** start Dataset records **
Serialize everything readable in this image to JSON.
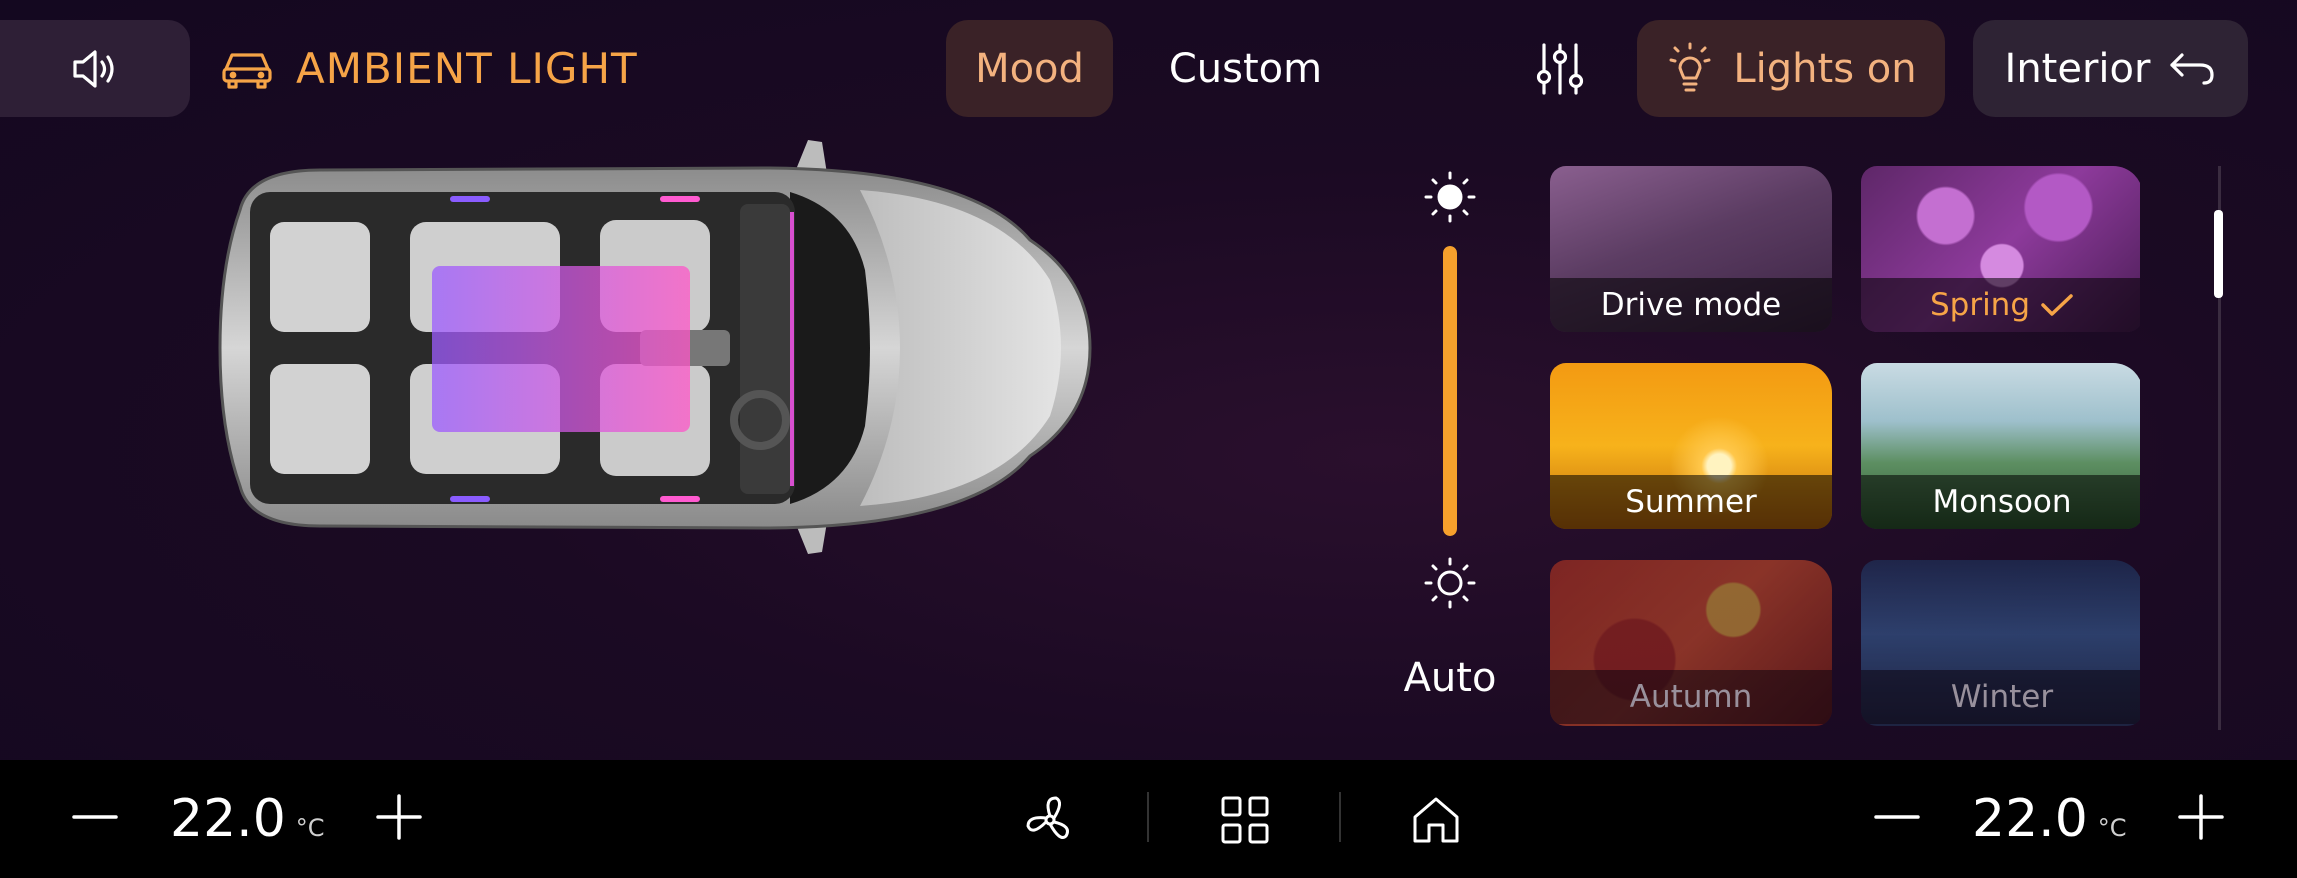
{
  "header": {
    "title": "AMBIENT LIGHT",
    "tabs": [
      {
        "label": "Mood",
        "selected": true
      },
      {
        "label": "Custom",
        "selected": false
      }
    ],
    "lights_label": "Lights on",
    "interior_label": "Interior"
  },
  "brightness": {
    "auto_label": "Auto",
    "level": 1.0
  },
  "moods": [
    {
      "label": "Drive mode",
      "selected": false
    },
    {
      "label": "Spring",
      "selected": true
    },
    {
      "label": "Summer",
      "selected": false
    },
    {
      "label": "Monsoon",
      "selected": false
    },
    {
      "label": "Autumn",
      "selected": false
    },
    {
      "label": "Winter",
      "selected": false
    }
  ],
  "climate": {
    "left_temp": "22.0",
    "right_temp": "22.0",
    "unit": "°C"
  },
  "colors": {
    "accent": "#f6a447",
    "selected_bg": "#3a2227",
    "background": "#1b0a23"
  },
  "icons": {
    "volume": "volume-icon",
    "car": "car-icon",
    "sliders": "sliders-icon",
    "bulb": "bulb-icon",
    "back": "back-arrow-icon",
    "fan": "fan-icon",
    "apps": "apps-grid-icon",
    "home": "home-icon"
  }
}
** end Dataset records **
** start Dataset records **
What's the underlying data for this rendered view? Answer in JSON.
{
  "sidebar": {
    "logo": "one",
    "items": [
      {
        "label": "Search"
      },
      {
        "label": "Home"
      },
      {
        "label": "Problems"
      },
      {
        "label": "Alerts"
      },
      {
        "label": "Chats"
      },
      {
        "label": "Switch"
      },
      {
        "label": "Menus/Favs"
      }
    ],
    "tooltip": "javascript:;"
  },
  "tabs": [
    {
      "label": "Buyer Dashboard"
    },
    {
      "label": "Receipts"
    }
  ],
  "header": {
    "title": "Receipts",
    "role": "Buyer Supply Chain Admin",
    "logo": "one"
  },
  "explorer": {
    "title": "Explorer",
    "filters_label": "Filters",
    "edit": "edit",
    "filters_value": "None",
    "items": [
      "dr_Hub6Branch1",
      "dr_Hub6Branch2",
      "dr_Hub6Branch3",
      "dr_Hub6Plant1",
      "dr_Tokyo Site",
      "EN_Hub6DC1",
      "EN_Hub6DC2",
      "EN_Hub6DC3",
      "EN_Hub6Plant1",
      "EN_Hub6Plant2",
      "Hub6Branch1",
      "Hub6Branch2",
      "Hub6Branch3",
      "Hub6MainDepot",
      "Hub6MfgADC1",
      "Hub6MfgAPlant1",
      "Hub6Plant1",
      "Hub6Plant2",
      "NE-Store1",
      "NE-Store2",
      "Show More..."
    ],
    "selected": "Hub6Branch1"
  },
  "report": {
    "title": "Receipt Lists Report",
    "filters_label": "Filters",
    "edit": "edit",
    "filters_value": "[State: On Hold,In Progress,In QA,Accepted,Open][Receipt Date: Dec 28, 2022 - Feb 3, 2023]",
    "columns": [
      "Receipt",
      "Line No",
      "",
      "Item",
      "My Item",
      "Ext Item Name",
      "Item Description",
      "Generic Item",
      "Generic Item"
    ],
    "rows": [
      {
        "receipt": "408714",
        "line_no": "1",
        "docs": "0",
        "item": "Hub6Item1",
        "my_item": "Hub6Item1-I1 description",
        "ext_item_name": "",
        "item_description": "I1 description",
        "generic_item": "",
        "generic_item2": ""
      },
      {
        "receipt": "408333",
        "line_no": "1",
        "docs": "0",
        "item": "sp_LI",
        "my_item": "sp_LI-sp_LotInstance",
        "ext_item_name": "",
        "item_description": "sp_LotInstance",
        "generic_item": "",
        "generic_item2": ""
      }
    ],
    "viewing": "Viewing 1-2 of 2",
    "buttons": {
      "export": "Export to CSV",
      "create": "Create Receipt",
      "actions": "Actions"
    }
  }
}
** end Dataset records **
### Instruction
Look over the material above and show each line where "title" appears.

### Solution for this problem
    "title": "AMBIENT LIGHT",
    "title": "Receipts",
    "title": "Explorer",
    "title": "Receipt Lists Report",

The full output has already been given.